> Instruction
Reproduce all of the material word for word.

——

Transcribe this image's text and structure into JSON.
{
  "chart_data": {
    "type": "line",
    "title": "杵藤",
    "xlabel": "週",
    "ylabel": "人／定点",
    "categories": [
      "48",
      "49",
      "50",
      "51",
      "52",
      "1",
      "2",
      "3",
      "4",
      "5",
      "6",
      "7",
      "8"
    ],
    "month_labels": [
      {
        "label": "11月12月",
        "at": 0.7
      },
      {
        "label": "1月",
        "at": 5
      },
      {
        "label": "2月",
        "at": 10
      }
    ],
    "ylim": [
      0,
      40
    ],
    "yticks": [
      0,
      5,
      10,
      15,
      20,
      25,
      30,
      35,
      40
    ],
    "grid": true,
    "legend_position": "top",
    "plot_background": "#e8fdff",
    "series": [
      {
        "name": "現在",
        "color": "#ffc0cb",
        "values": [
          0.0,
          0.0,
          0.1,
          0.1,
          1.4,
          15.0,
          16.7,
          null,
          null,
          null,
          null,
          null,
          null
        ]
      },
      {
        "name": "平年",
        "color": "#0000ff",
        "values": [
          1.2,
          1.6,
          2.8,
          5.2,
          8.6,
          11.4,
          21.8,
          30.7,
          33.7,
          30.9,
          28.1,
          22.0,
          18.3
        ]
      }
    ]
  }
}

——

> Response for this exercise
Transcribe this image's text and structure into JSON.
{
  "chart_data": {
    "type": "line",
    "title": "杵藤",
    "xlabel": "週",
    "ylabel": "人／定点",
    "categories": [
      "48",
      "49",
      "50",
      "51",
      "52",
      "1",
      "2",
      "3",
      "4",
      "5",
      "6",
      "7",
      "8"
    ],
    "month_labels": [
      {
        "label": "11月12月",
        "at": 0.7
      },
      {
        "label": "1月",
        "at": 5
      },
      {
        "label": "2月",
        "at": 10
      }
    ],
    "ylim": [
      0,
      40
    ],
    "yticks": [
      0,
      5,
      10,
      15,
      20,
      25,
      30,
      35,
      40
    ],
    "grid": true,
    "legend_position": "top",
    "plot_background": "#e8fdff",
    "series": [
      {
        "name": "現在",
        "color": "#ffc0cb",
        "values": [
          0.0,
          0.0,
          0.1,
          0.1,
          1.4,
          15.0,
          16.7,
          null,
          null,
          null,
          null,
          null,
          null
        ]
      },
      {
        "name": "平年",
        "color": "#0000ff",
        "values": [
          1.2,
          1.6,
          2.8,
          5.2,
          8.6,
          11.4,
          21.8,
          30.7,
          33.7,
          30.9,
          28.1,
          22.0,
          18.3
        ]
      }
    ]
  }
}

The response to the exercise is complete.